* _Figure collection entries_
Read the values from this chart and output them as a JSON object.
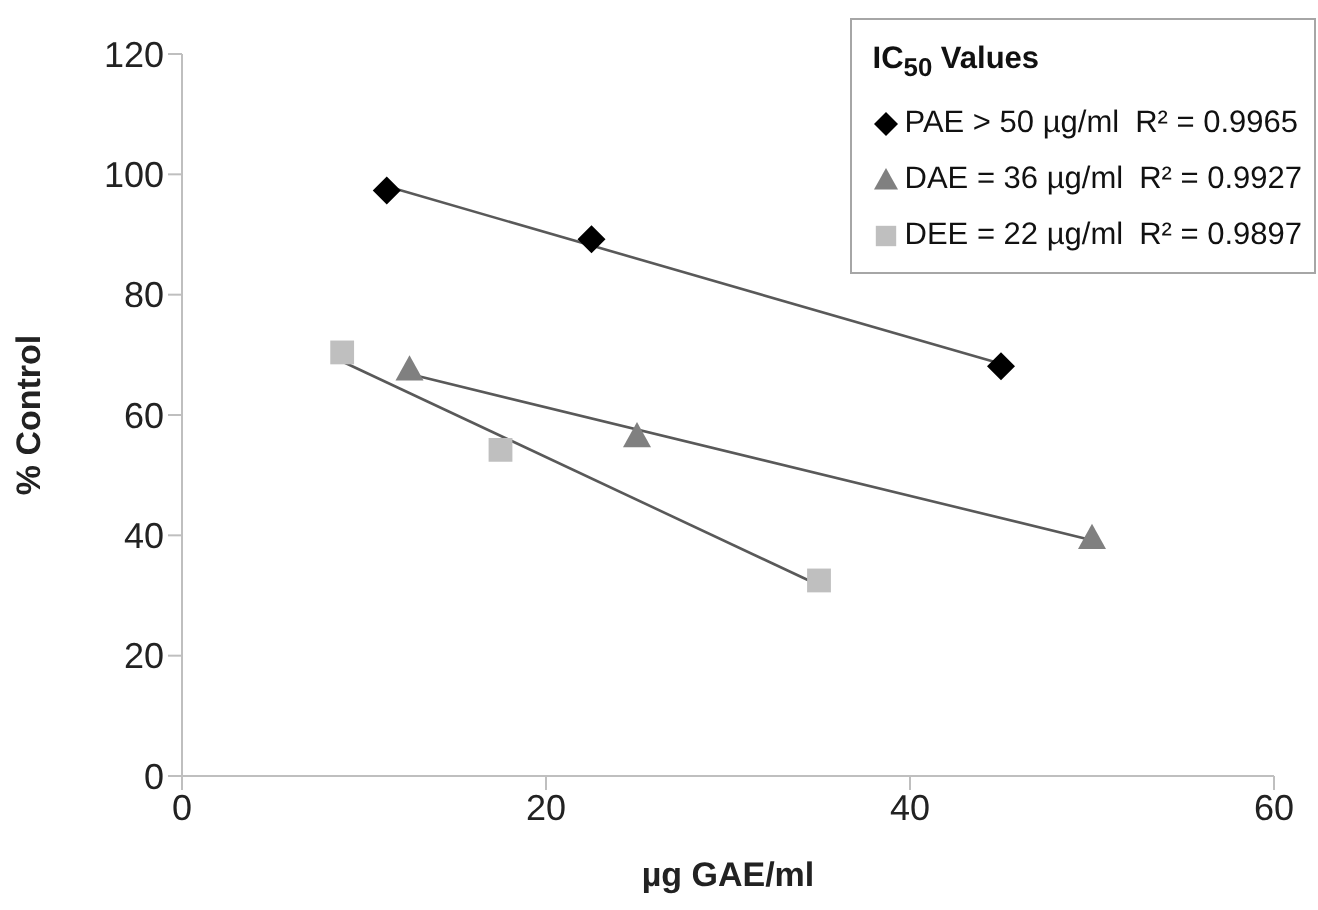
{
  "chart_data": {
    "type": "scatter",
    "xlabel": "µg GAE/ml",
    "ylabel": "% Control",
    "legend_title": "IC$_{50}$ Values",
    "annotations": [
      "R² = 0.9965",
      "R² = 0.9927",
      "R² = 0.9897"
    ],
    "xlim": [
      0,
      60
    ],
    "xticks": [
      0,
      20,
      40,
      60
    ],
    "ylim": [
      0,
      120
    ],
    "yticks": [
      0,
      20,
      40,
      60,
      80,
      100,
      120
    ],
    "grid": false,
    "legend": "top right",
    "series": [
      {
        "name": "PAE > 50 µg/ml",
        "color": "#000000",
        "marker": "diamond",
        "x": [
          11.25,
          22.5,
          45
        ],
        "values": [
          97.3,
          89.2,
          68.1
        ]
      },
      {
        "name": "DAE = 36 µg/ml",
        "color": "#808080",
        "marker": "triangle",
        "x": [
          12.5,
          25,
          50
        ],
        "values": [
          67.6,
          56.5,
          39.6
        ]
      },
      {
        "name": "DEE = 22 µg/ml",
        "color": "#bfbfbf",
        "marker": "square",
        "x": [
          8.8,
          17.5,
          35
        ],
        "values": [
          70.4,
          54.2,
          32.5
        ]
      },
      {
        "type": "line",
        "color": "#595959",
        "marker": "none",
        "x": [
          11.25,
          45
        ],
        "values": [
          98.0,
          68.5
        ]
      },
      {
        "type": "line",
        "color": "#595959",
        "marker": "none",
        "x": [
          12.5,
          50
        ],
        "values": [
          66.8,
          39.2
        ]
      },
      {
        "type": "line",
        "color": "#595959",
        "marker": "none",
        "x": [
          8.8,
          35
        ],
        "values": [
          68.9,
          31.7
        ]
      }
    ]
  }
}
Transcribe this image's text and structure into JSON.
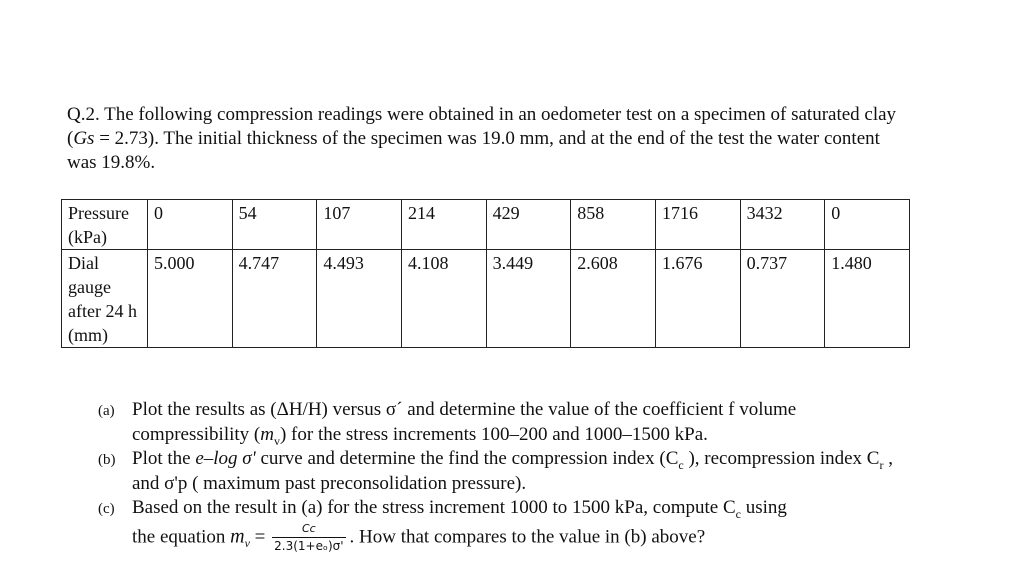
{
  "intro": {
    "part1": "Q.2. The following compression readings were obtained in an oedometer test on a specimen of saturated clay (",
    "gs_symbol": "Gs",
    "part2": " = 2.73). The initial thickness of the specimen was 19.0 mm, and at the end of the test the water content was 19.8%."
  },
  "table": {
    "row1_header": "Pressure (kPa)",
    "row1_values": [
      "0",
      "54",
      "107",
      "214",
      "429",
      "858",
      "1716",
      "3432",
      "0"
    ],
    "row2_header": "Dial gauge after 24 h (mm)",
    "row2_values": [
      "5.000",
      "4.747",
      "4.493",
      "4.108",
      "3.449",
      "2.608",
      "1.676",
      "0.737",
      "1.480"
    ]
  },
  "questions": {
    "a": {
      "label": "(a)",
      "text1": "Plot the results as (ΔH/H) versus σ´ and determine the value of the coefficient f volume compressibility (",
      "sym": "m",
      "sub": "v",
      "text2": ") for the stress increments 100–200 and 1000–1500 kPa."
    },
    "b": {
      "label": "(b)",
      "text1": "Plot the ",
      "sym": "e–log σ'",
      "text2": " curve and determine the find the  compression index (C",
      "cc_sub": "c",
      "text3": " ), recompression index  C",
      "cr_sub": "r",
      "text4": " , and  σ'p ( maximum past preconsolidation pressure)."
    },
    "c": {
      "label": "(c)",
      "text1": "Based on the result in (a) for the stress increment 1000 to 1500 kPa,  compute C",
      "c_sub": "c",
      "text2": " using",
      "eq_prefix": "the equation ",
      "mv": "m",
      "mv_sub": "v",
      "eq_equals": " =",
      "frac_num": "Cc",
      "frac_den": "2.3(1+eₒ)σ'",
      "text3": ". How that compares to the value in (b) above?"
    }
  }
}
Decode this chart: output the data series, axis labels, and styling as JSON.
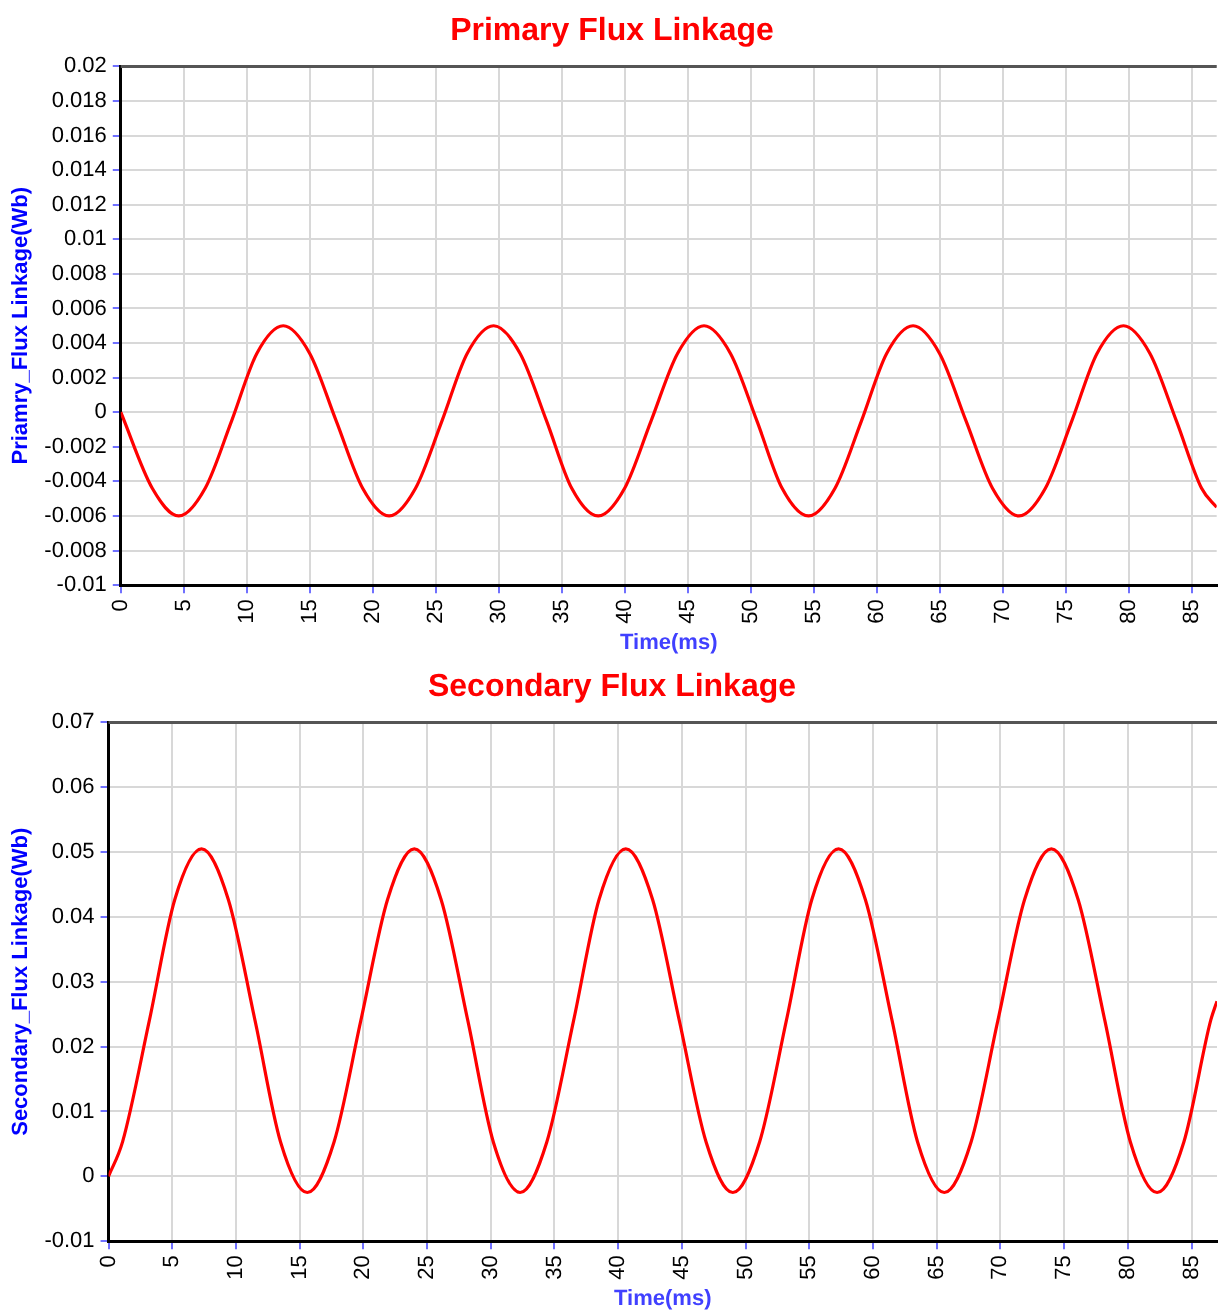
{
  "chart_data": [
    {
      "type": "line",
      "title": "Primary Flux Linkage",
      "xlabel": "Time(ms)",
      "ylabel": "Priamry_Flux Linkage(Wb)",
      "grid": true,
      "legend": false,
      "marker": "none",
      "line_style": "solid",
      "xlim": [
        0,
        87
      ],
      "xticks": [
        0,
        5,
        10,
        15,
        20,
        25,
        30,
        35,
        40,
        45,
        50,
        55,
        60,
        65,
        70,
        75,
        80,
        85
      ],
      "ylim": [
        -0.01,
        0.02
      ],
      "yticks": [
        -0.01,
        -0.008,
        -0.006,
        -0.004,
        -0.002,
        0,
        0.002,
        0.004,
        0.006,
        0.008,
        0.01,
        0.012,
        0.014,
        0.016,
        0.018,
        0.02
      ],
      "x": [
        0,
        2.5,
        4.6,
        6.7,
        8.8,
        10.8,
        12.9,
        15.0,
        17.1,
        19.2,
        21.3,
        23.4,
        25.5,
        27.5,
        29.6,
        31.7,
        33.8,
        35.8,
        37.9,
        40.0,
        42.1,
        44.2,
        46.3,
        48.4,
        50.5,
        52.5,
        54.6,
        56.7,
        58.8,
        60.8,
        62.9,
        65.0,
        67.1,
        69.2,
        71.3,
        73.4,
        75.5,
        77.5,
        79.6,
        81.7,
        83.8,
        85.8,
        87
      ],
      "series": [
        {
          "color": "#ff0000",
          "values": [
            0,
            -0.0044,
            -0.006,
            -0.0044,
            -0.0005,
            0.0034,
            0.005,
            0.0034,
            -0.0005,
            -0.0044,
            -0.006,
            -0.0044,
            -0.0005,
            0.0034,
            0.005,
            0.0034,
            -0.0005,
            -0.0044,
            -0.006,
            -0.0044,
            -0.0005,
            0.0034,
            0.005,
            0.0034,
            -0.0005,
            -0.0044,
            -0.006,
            -0.0044,
            -0.0005,
            0.0034,
            0.005,
            0.0034,
            -0.0005,
            -0.0044,
            -0.006,
            -0.0044,
            -0.0005,
            0.0034,
            0.005,
            0.0034,
            -0.0005,
            -0.0044,
            -0.0055
          ]
        }
      ]
    },
    {
      "type": "line",
      "title": "Secondary Flux Linkage",
      "xlabel": "Time(ms)",
      "ylabel": "Secondary_Flux Linkage(Wb)",
      "grid": true,
      "legend": false,
      "marker": "none",
      "line_style": "solid",
      "xlim": [
        0,
        87
      ],
      "xticks": [
        0,
        5,
        10,
        15,
        20,
        25,
        30,
        35,
        40,
        45,
        50,
        55,
        60,
        65,
        70,
        75,
        80,
        85
      ],
      "ylim": [
        -0.01,
        0.07
      ],
      "yticks": [
        -0.01,
        0,
        0.01,
        0.02,
        0.03,
        0.04,
        0.05,
        0.06,
        0.07
      ],
      "x": [
        0,
        1.1,
        3.2,
        5.2,
        7.3,
        9.4,
        11.5,
        13.5,
        15.6,
        17.7,
        19.8,
        21.9,
        24.0,
        26.1,
        28.2,
        30.2,
        32.3,
        34.4,
        36.5,
        38.5,
        40.6,
        42.7,
        44.8,
        46.9,
        49.0,
        51.1,
        53.2,
        55.2,
        57.3,
        59.4,
        61.5,
        63.5,
        65.6,
        67.7,
        69.8,
        71.9,
        74.0,
        76.1,
        78.2,
        80.2,
        82.3,
        84.4,
        86.5,
        87
      ],
      "series": [
        {
          "color": "#ff0000",
          "values": [
            0,
            0.0053,
            0.024,
            0.0427,
            0.0505,
            0.0427,
            0.024,
            0.0053,
            -0.0025,
            0.0053,
            0.024,
            0.0427,
            0.0505,
            0.0427,
            0.024,
            0.0053,
            -0.0025,
            0.0053,
            0.024,
            0.0427,
            0.0505,
            0.0427,
            0.024,
            0.0053,
            -0.0025,
            0.0053,
            0.024,
            0.0427,
            0.0505,
            0.0427,
            0.024,
            0.0053,
            -0.0025,
            0.0053,
            0.024,
            0.0427,
            0.0505,
            0.0427,
            0.024,
            0.0053,
            -0.0025,
            0.0053,
            0.024,
            0.027
          ]
        }
      ]
    }
  ]
}
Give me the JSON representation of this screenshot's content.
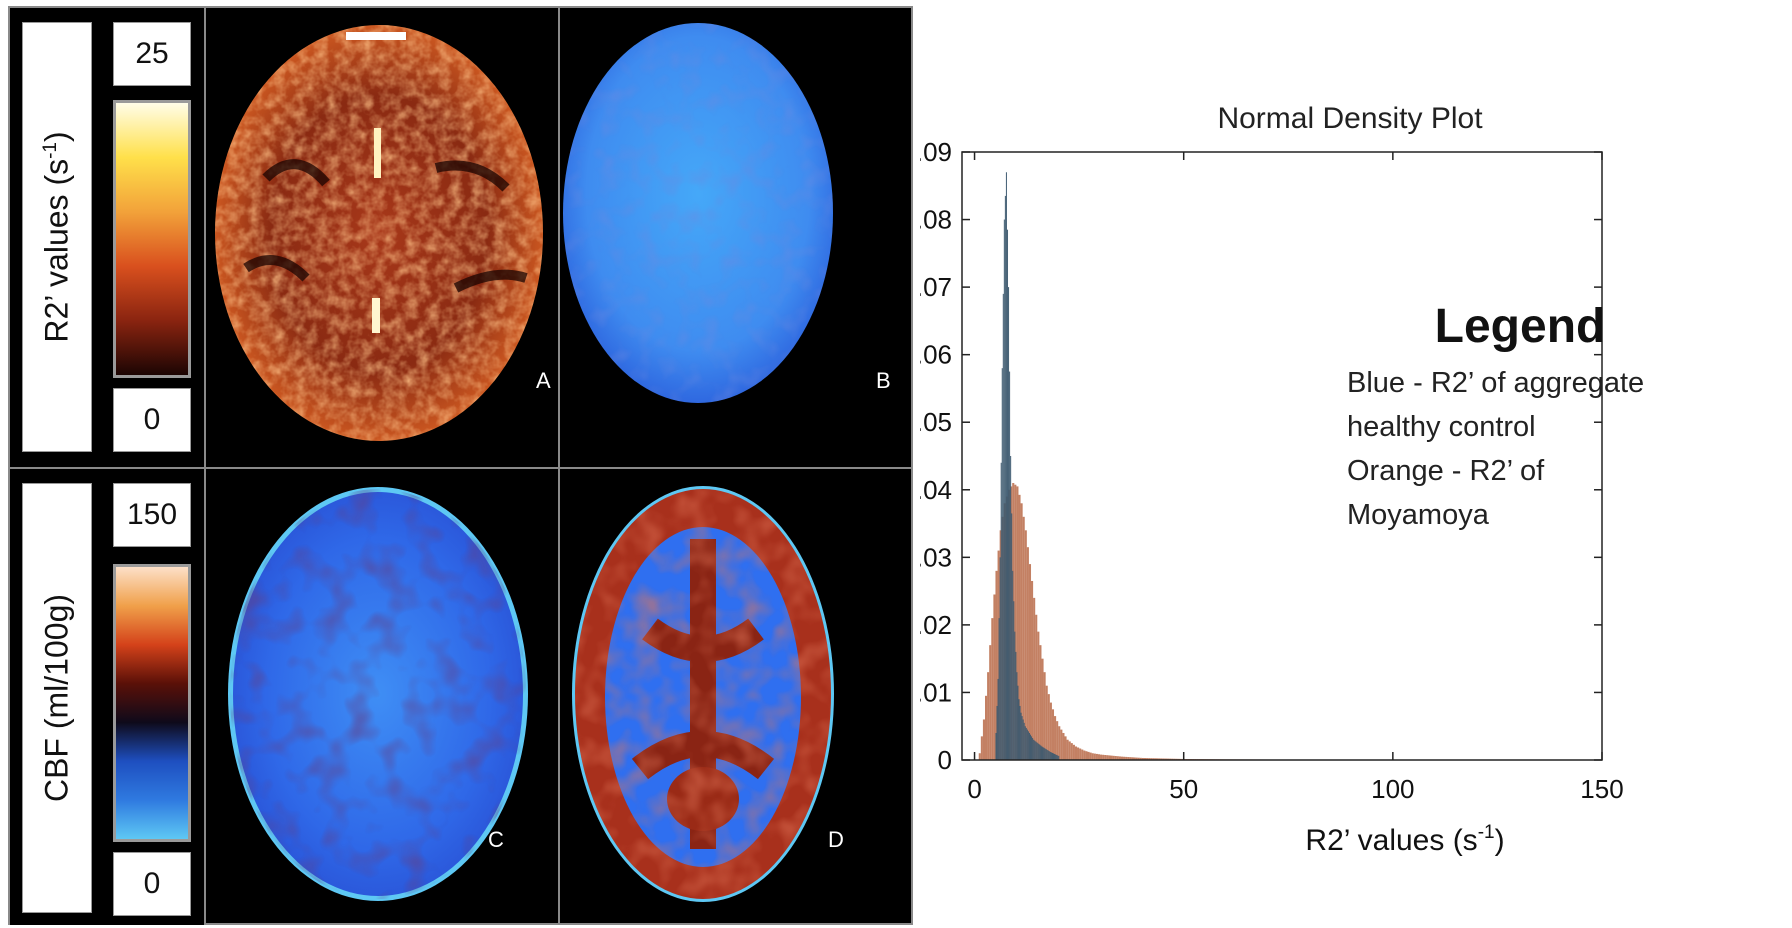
{
  "panels": {
    "r2_scale": {
      "label": "R2’ values (s",
      "label_sup": "-1",
      "label_close": ")",
      "max": "25",
      "min": "0"
    },
    "cbf_scale": {
      "label": "CBF (ml/100g)",
      "max": "150",
      "min": "0"
    },
    "letters": {
      "a": "A",
      "b": "B",
      "c": "C",
      "d": "D"
    },
    "colors": {
      "r2_gradient": [
        "#fffde8",
        "#ffe04a",
        "#f2a23a",
        "#d9501e",
        "#8a2410",
        "#1c0503"
      ],
      "cbf_gradient": [
        "#fde0c8",
        "#f0a04a",
        "#d4421a",
        "#5a1008",
        "#0e0a1a",
        "#1e4fc0",
        "#2f7ae0",
        "#5ec8f4"
      ],
      "brain_blue": "#2f6ff0",
      "brain_red": "#b8301a"
    }
  },
  "chart_data": {
    "type": "bar",
    "title": "Normal Density Plot",
    "xlabel": "R2’ values (s",
    "xlabel_sup": "-1",
    "xlabel_close": ")",
    "ylabel": "",
    "xlim": [
      -3,
      150
    ],
    "ylim": [
      0,
      0.09
    ],
    "xticks": [
      0,
      50,
      100,
      150
    ],
    "xtick_labels": [
      "0",
      "50",
      "100",
      "150"
    ],
    "yticks": [
      0,
      0.01,
      0.02,
      0.03,
      0.04,
      0.05,
      0.06,
      0.07,
      0.08,
      0.09
    ],
    "ytick_labels": [
      "0",
      ".01",
      ".02",
      ".03",
      ".04",
      ".05",
      ".06",
      ".07",
      ".08",
      ".09"
    ],
    "series": [
      {
        "name": "Blue - R2’ of aggregate healthy control",
        "color": "#3d5a70",
        "x": [
          5.0,
          5.5,
          6.0,
          6.5,
          7.0,
          7.5,
          8.0,
          8.5,
          9.0,
          9.5,
          10.0,
          10.5,
          11.0,
          11.5,
          12.0,
          13.0,
          14.0,
          15.0,
          16.0,
          18.0,
          20.0
        ],
        "values": [
          0.004,
          0.012,
          0.03,
          0.058,
          0.08,
          0.087,
          0.07,
          0.045,
          0.028,
          0.019,
          0.013,
          0.009,
          0.007,
          0.006,
          0.005,
          0.004,
          0.003,
          0.0025,
          0.002,
          0.0012,
          0.0006
        ]
      },
      {
        "name": "Orange - R2’ of Moyamoya",
        "color": "#b86a48",
        "x": [
          1,
          2,
          3,
          4,
          5,
          6,
          7,
          8,
          9,
          10,
          11,
          12,
          13,
          14,
          15,
          16,
          17,
          18,
          19,
          20,
          22,
          24,
          26,
          28,
          30,
          35,
          40,
          50,
          60,
          80,
          100,
          120,
          140,
          143
        ],
        "values": [
          0.001,
          0.006,
          0.013,
          0.021,
          0.028,
          0.034,
          0.038,
          0.04,
          0.041,
          0.0405,
          0.038,
          0.034,
          0.029,
          0.024,
          0.019,
          0.015,
          0.011,
          0.0085,
          0.0065,
          0.005,
          0.003,
          0.002,
          0.0014,
          0.001,
          0.0008,
          0.0005,
          0.0003,
          0.00015,
          0.0001,
          5e-05,
          3e-05,
          2e-05,
          1e-05,
          1e-05
        ]
      }
    ],
    "legend": {
      "title": "Legend",
      "lines": [
        "Blue - R2’ of aggregate",
        "healthy control",
        "Orange - R2’ of",
        "Moyamoya"
      ]
    }
  }
}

* _Written request_
Search the records for the word "test", then list every line that has it.

* _Expected output_
    "part1": "Q.2. The following compression readings were obtained in an oedometer test on a specimen of saturated clay (",
    "part2": " = 2.73). The initial thickness of the specimen was 19.0 mm, and at the end of the test the water content was 19.8%."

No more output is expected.